* Begin MATERIAL SUPPLIED *

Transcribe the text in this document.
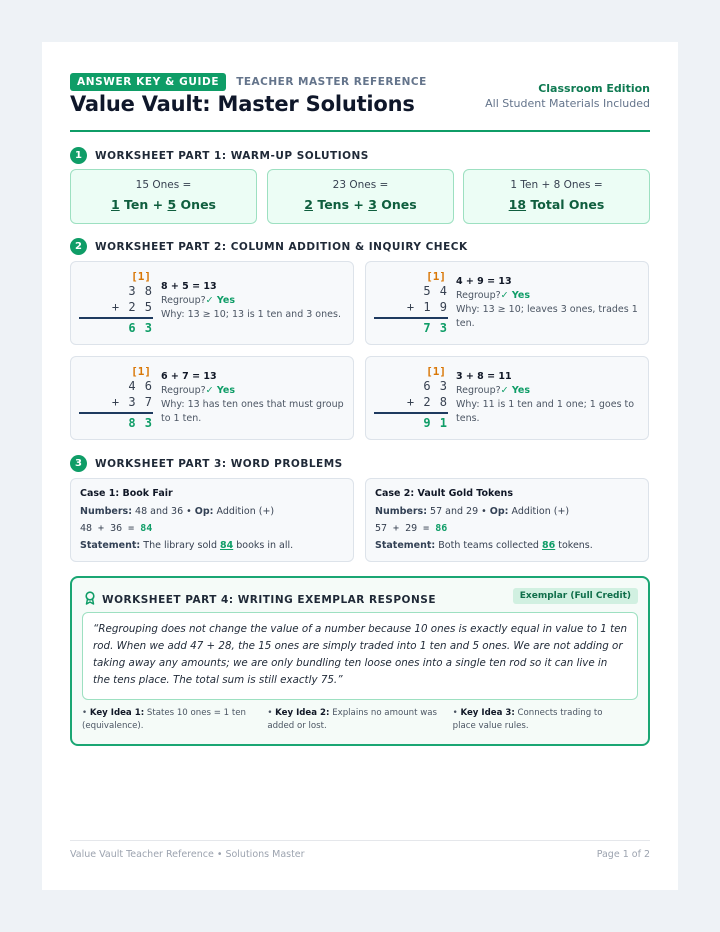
ANSWER KEY & GUIDE TEACHER MASTER REFERENCE
Value Vault: Master Solutions
Classroom Edition
All Student Materials Included
1	WORKSHEET PART 1: WARM-UP SOLUTIONS
15 Ones =
1 Ten + 5 Ones
23 Ones =
2 Tens + 3 Ones
1 Ten + 8 Ones =
18 Total Ones
2	WORKSHEET PART 2: COLUMN ADDITION & INQUIRY CHECK
[1]
3 8
+ 2 5
6 3
8 + 5 = 13
Regroup?✓ Yes
Why: 13 ≥ 10; 13 is 1 ten and 3 ones.
[1]
5 4
+ 1 9
7 3
4 + 9 = 13
Regroup?✓ Yes
Why: 13 ≥ 10; leaves 3 ones, trades 1 ten.
[1]
4 6
+ 3 7
8 3
6 + 7 = 13
Regroup?✓ Yes
Why: 13 has ten ones that must group to 1 ten.
[1]
6 3
+ 2 8
9 1
3 + 8 = 11
Regroup?✓ Yes
Why: 11 is 1 ten and 1 one; 1 goes to tens.
3	WORKSHEET PART 3: WORD PROBLEMS
Case 1: Book Fair
Numbers: 48 and 36 • Op: Addition (+)
48 + 36 = 84
Statement: The library sold 84 books in all.
Case 2: Vault Gold Tokens
Numbers: 57 and 29 • Op: Addition (+)
57 + 29 = 86
Statement: Both teams collected 86 tokens.
WORKSHEET PART 4: WRITING EXEMPLAR RESPONSE	Exemplar (Full Credit)
“Regrouping does not change the value of a number because 10 ones is exactly equal in value to 1 ten rod. When we add 47 + 28, the 15 ones are simply traded into 1 ten and 5 ones. We are not adding or taking away any amounts; we are only bundling ten loose ones into a single ten rod so it can live in the tens place. The total sum is still exactly 75.”
• Key Idea 1: States 10 ones = 1 ten (equivalence).
• Key Idea 2: Explains no amount was added or lost.
• Key Idea 3: Connects trading to place value rules.
Value Vault Teacher Reference • Solutions Master	Page 1 of 2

* End MATERIAL SUPPLIED *

*AIM*
Every entry should be returned exactly as written, minus the pictures.

*TASK OUTPUT*
Transcribe the text in this document.
ANSWER KEY & GUIDE TEACHER MASTER REFERENCE
Value Vault: Master Solutions
Classroom Edition
All Student Materials Included
1	WORKSHEET PART 1: WARM-UP SOLUTIONS
15 Ones =
1 Ten + 5 Ones
23 Ones =
2 Tens + 3 Ones
1 Ten + 8 Ones =
18 Total Ones
2	WORKSHEET PART 2: COLUMN ADDITION & INQUIRY CHECK
[1]
3 8
+ 2 5
6 3
8 + 5 = 13
Regroup?✓ Yes
Why: 13 ≥ 10; 13 is 1 ten and 3 ones.
[1]
5 4
+ 1 9
7 3
4 + 9 = 13
Regroup?✓ Yes
Why: 13 ≥ 10; leaves 3 ones, trades 1 ten.
[1]
4 6
+ 3 7
8 3
6 + 7 = 13
Regroup?✓ Yes
Why: 13 has ten ones that must group to 1 ten.
[1]
6 3
+ 2 8
9 1
3 + 8 = 11
Regroup?✓ Yes
Why: 11 is 1 ten and 1 one; 1 goes to tens.
3	WORKSHEET PART 3: WORD PROBLEMS
Case 1: Book Fair
Numbers: 48 and 36 • Op: Addition (+)
48 + 36 = 84
Statement: The library sold 84 books in all.
Case 2: Vault Gold Tokens
Numbers: 57 and 29 • Op: Addition (+)
57 + 29 = 86
Statement: Both teams collected 86 tokens.
WORKSHEET PART 4: WRITING EXEMPLAR RESPONSE	Exemplar (Full Credit)
“Regrouping does not change the value of a number because 10 ones is exactly equal in value to 1 ten rod. When we add 47 + 28, the 15 ones are simply traded into 1 ten and 5 ones. We are not adding or taking away any amounts; we are only bundling ten loose ones into a single ten rod so it can live in the tens place. The total sum is still exactly 75.”
• Key Idea 1: States 10 ones = 1 ten (equivalence).
• Key Idea 2: Explains no amount was added or lost.
• Key Idea 3: Connects trading to place value rules.
Value Vault Teacher Reference • Solutions Master	Page 1 of 2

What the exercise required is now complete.